• _Task material_:
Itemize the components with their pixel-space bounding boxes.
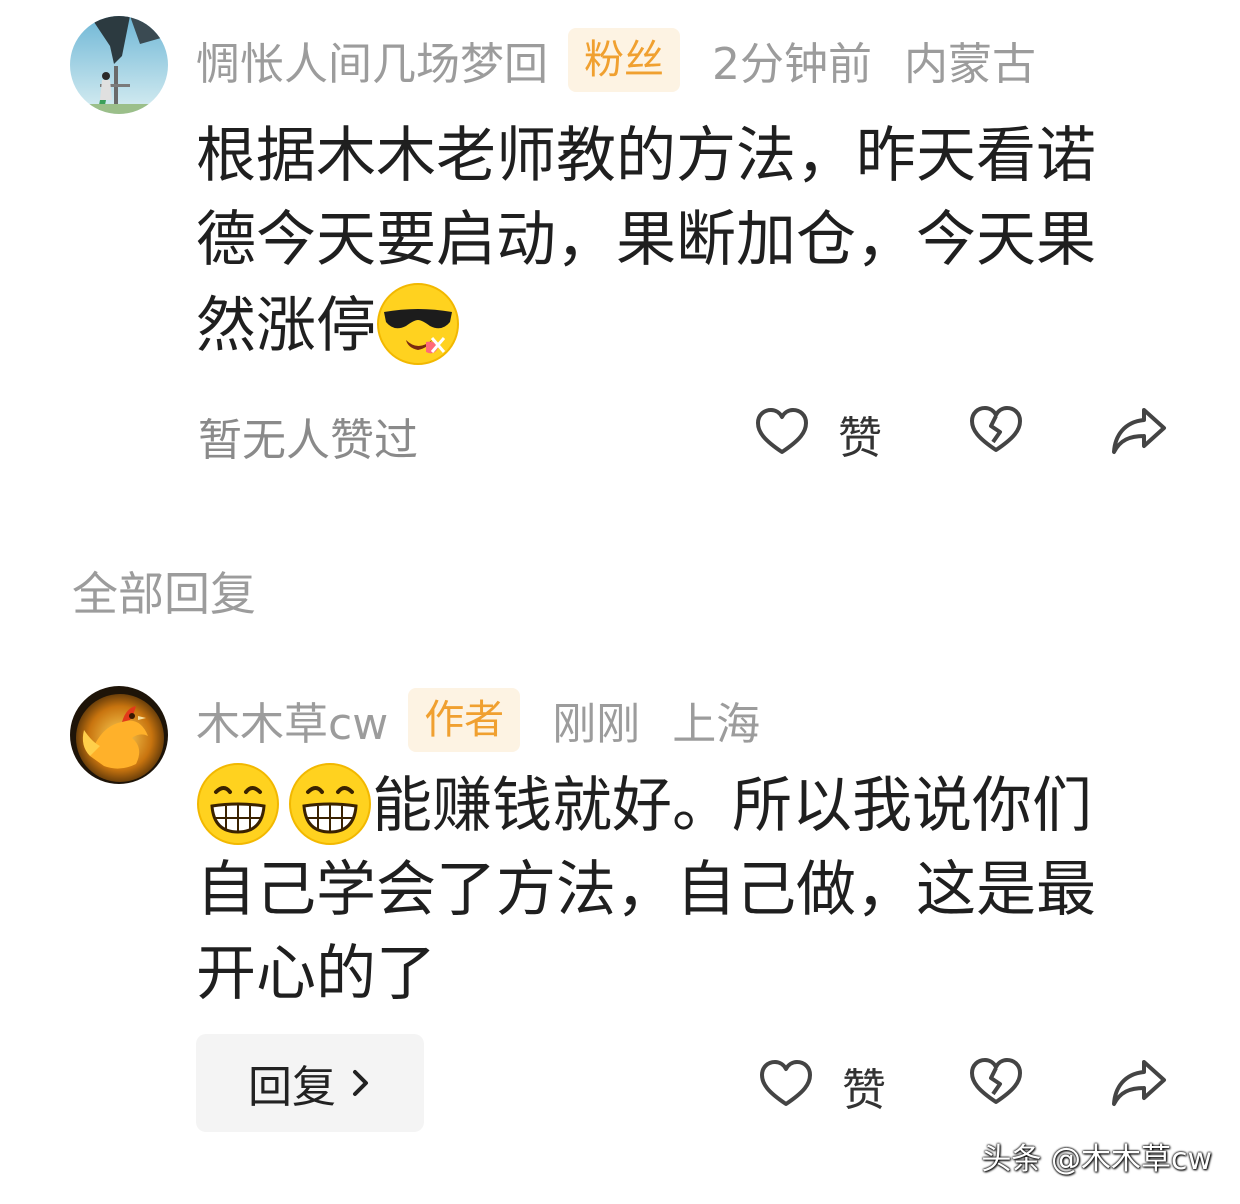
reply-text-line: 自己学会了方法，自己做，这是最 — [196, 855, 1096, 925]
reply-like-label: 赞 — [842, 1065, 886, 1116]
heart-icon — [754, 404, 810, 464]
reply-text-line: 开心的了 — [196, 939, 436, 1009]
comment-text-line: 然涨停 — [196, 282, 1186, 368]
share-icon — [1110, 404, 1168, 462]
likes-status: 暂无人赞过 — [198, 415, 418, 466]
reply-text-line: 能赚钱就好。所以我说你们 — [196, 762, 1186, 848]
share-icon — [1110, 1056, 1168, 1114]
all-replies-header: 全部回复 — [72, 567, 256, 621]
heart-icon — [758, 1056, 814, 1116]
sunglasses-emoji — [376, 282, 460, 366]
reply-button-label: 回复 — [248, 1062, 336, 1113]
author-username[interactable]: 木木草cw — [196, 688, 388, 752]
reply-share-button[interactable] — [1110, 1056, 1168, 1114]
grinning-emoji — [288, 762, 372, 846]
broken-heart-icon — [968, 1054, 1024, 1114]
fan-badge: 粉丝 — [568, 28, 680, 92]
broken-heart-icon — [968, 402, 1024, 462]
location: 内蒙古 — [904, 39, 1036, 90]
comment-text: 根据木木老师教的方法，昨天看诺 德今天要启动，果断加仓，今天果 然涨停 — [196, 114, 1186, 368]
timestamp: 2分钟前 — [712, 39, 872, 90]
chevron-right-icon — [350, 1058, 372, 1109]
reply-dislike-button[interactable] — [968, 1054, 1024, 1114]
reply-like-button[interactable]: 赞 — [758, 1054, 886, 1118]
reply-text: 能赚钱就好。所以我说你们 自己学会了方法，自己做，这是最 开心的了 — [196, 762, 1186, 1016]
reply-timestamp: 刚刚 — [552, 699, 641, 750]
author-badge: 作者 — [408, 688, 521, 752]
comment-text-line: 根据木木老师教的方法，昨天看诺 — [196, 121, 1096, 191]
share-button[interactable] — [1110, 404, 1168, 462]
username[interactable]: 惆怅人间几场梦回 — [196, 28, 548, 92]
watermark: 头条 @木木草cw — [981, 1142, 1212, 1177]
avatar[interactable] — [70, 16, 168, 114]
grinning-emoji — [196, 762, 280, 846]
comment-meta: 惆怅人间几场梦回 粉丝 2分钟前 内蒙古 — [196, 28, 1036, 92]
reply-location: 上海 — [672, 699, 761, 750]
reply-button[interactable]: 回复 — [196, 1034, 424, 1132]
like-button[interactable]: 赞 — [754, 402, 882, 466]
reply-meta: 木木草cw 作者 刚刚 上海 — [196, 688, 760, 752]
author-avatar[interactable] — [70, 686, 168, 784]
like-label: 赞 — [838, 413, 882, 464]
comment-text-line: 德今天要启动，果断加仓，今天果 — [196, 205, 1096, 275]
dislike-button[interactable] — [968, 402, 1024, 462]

---

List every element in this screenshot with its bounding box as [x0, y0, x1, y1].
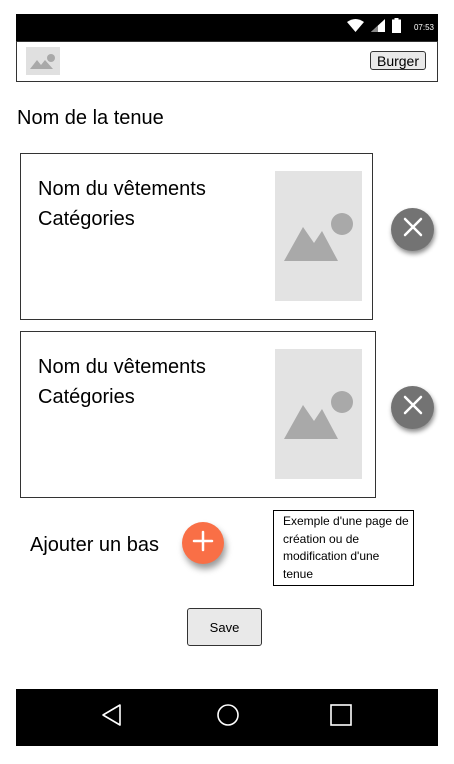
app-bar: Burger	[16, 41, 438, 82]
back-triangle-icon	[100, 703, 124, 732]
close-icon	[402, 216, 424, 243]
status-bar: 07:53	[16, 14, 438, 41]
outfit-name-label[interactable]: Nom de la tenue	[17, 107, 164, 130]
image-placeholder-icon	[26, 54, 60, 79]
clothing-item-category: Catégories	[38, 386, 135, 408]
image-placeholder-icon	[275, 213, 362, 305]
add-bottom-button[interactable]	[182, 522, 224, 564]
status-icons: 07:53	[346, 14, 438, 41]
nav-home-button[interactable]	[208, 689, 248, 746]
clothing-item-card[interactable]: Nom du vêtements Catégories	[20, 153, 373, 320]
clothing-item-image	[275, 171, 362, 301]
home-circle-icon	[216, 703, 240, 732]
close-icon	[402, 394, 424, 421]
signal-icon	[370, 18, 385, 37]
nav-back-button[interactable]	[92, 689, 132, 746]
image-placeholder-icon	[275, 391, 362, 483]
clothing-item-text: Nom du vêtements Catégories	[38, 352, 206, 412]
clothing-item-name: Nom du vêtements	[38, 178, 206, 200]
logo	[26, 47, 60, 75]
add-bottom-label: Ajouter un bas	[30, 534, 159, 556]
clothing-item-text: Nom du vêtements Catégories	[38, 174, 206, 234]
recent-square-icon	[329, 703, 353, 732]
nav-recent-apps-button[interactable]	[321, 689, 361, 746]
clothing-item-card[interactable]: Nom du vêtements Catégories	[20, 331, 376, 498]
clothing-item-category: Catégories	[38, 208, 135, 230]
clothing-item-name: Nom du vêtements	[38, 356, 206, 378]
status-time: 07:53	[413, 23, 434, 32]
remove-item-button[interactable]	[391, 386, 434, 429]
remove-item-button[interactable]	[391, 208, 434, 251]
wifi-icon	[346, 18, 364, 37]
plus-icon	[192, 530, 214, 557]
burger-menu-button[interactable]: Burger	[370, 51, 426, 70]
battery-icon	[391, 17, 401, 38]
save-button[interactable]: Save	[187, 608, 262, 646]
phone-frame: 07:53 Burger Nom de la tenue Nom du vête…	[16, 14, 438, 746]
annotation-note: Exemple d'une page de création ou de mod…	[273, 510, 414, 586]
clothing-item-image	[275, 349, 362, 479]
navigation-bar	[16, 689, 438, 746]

• _Challenge_: Copy out the items above, everything from the line containing "41, 438, 82]" down to the line containing "208, 135, 230]", with both of those lines included.

• _Finished exercise_:
app-bar: Burger	[16, 41, 438, 82]
back-triangle-icon	[100, 703, 124, 732]
close-icon	[402, 216, 424, 243]
status-bar: 07:53	[16, 14, 438, 41]
outfit-name-label[interactable]: Nom de la tenue	[17, 107, 164, 130]
image-placeholder-icon	[26, 54, 60, 79]
clothing-item-category: Catégories	[38, 386, 135, 408]
image-placeholder-icon	[275, 213, 362, 305]
add-bottom-button[interactable]	[182, 522, 224, 564]
status-icons: 07:53	[346, 14, 438, 41]
nav-home-button[interactable]	[208, 689, 248, 746]
clothing-item-card[interactable]: Nom du vêtements Catégories	[20, 153, 373, 320]
clothing-item-image	[275, 171, 362, 301]
home-circle-icon	[216, 703, 240, 732]
close-icon	[402, 394, 424, 421]
signal-icon	[370, 18, 385, 37]
nav-back-button[interactable]	[92, 689, 132, 746]
image-placeholder-icon	[275, 391, 362, 483]
clothing-item-text: Nom du vêtements Catégories	[38, 352, 206, 412]
clothing-item-name: Nom du vêtements	[38, 178, 206, 200]
logo	[26, 47, 60, 75]
add-bottom-label: Ajouter un bas	[30, 534, 159, 556]
clothing-item-text: Nom du vêtements Catégories	[38, 174, 206, 234]
recent-square-icon	[329, 703, 353, 732]
nav-recent-apps-button[interactable]	[321, 689, 361, 746]
clothing-item-card[interactable]: Nom du vêtements Catégories	[20, 331, 376, 498]
clothing-item-category: Catégories	[38, 208, 135, 230]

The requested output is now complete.